■ **WORK REQUIRED**: Gather all lines from the material that contain "title".
◆ ◆ ◆ ◆ ◆ ◆ ◆
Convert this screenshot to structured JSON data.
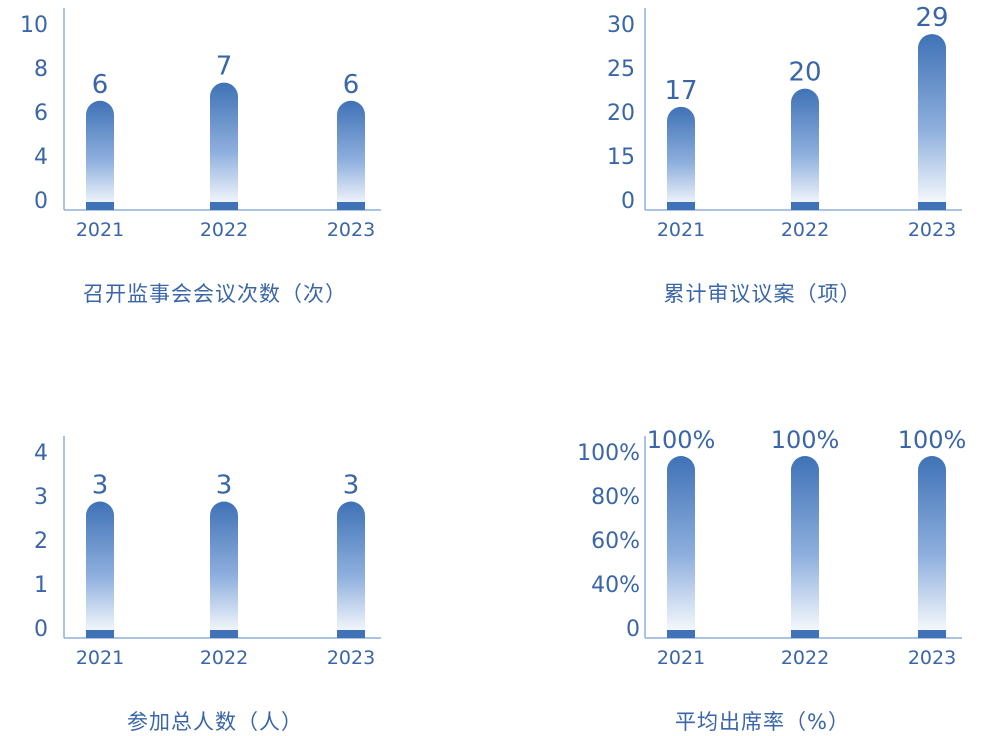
{
  "colors": {
    "bar_top": "#3f72b6",
    "bar_bottom": "#ffffff",
    "base": "#3f72b6",
    "axis": "#8fb1dc",
    "text": "#3a66a8"
  },
  "chart_data": [
    {
      "type": "bar",
      "title": "召开监事会会议次数（次）",
      "categories": [
        "2021",
        "2022",
        "2023"
      ],
      "values": [
        6,
        7,
        6
      ],
      "value_labels": [
        "6",
        "7",
        "6"
      ],
      "yticks": [
        "0",
        "4",
        "6",
        "8",
        "10"
      ],
      "ylim": [
        0,
        10
      ],
      "grid": false
    },
    {
      "type": "bar",
      "title": "累计审议议案（项）",
      "categories": [
        "2021",
        "2022",
        "2023"
      ],
      "values": [
        17,
        20,
        29
      ],
      "value_labels": [
        "17",
        "20",
        "29"
      ],
      "yticks": [
        "0",
        "15",
        "20",
        "25",
        "30"
      ],
      "ylim": [
        0,
        30
      ],
      "grid": false
    },
    {
      "type": "bar",
      "title": "参加总人数（人）",
      "categories": [
        "2021",
        "2022",
        "2023"
      ],
      "values": [
        3,
        3,
        3
      ],
      "value_labels": [
        "3",
        "3",
        "3"
      ],
      "yticks": [
        "0",
        "1",
        "2",
        "3",
        "4"
      ],
      "ylim": [
        0,
        4
      ],
      "grid": false
    },
    {
      "type": "bar",
      "title": "平均出席率（%）",
      "categories": [
        "2021",
        "2022",
        "2023"
      ],
      "values": [
        100,
        100,
        100
      ],
      "value_labels": [
        "100%",
        "100%",
        "100%"
      ],
      "yticks": [
        "0",
        "40%",
        "60%",
        "80%",
        "100%"
      ],
      "ylim": [
        0,
        100
      ],
      "grid": false
    }
  ]
}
◆ ◆ ◆ ◆ ◆ ◆ ◆
■ **RESPONSE BELOW**:
      "title": "召开监事会会议次数（次）",
      "title": "累计审议议案（项）",
      "title": "参加总人数（人）",
      "title": "平均出席率（%）",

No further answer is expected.